EXERCISE BRIEF:
Reply with one number: the count of lines in the data that hold the string "kind".

Stored items from a collection:
>> START

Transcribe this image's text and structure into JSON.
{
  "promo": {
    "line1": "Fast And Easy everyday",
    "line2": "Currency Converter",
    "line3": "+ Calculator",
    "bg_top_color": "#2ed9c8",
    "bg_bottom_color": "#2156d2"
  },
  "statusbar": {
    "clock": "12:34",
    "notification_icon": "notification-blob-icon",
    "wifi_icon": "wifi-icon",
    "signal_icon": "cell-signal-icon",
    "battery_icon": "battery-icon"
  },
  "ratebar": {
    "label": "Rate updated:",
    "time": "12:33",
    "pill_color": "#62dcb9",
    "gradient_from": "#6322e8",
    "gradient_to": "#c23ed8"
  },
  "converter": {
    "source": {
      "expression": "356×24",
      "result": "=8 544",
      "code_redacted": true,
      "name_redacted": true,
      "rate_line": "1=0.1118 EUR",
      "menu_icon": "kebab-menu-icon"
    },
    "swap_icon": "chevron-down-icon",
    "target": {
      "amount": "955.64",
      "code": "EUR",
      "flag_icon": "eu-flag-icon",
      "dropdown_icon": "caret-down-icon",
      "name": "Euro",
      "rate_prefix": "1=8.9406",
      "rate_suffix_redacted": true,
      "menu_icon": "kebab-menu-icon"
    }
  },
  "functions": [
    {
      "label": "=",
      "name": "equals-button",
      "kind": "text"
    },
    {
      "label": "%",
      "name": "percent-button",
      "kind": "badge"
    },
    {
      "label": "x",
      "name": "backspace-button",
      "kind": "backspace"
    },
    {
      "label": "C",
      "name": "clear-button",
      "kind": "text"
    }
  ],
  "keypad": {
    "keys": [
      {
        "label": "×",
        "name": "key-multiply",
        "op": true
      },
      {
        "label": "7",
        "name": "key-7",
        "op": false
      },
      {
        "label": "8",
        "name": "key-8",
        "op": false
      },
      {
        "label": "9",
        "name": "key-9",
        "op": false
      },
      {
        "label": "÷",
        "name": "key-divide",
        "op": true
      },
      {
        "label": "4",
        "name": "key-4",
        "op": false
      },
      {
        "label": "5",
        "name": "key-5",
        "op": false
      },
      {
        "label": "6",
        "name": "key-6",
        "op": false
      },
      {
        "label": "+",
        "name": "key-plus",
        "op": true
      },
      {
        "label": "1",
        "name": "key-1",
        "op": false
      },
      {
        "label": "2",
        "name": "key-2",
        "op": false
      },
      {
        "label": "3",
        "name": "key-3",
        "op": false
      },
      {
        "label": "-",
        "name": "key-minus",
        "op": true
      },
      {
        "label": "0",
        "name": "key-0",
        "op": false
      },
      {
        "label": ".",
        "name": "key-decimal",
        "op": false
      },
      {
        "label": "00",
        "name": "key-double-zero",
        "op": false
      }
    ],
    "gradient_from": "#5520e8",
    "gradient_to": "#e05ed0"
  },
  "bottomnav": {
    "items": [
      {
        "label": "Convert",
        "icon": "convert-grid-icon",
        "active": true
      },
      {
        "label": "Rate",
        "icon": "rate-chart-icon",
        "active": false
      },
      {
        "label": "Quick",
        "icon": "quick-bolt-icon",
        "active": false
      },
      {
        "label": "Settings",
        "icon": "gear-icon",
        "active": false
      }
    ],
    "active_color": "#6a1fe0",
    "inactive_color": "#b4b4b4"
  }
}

>> END

CORRECT RESULT:
4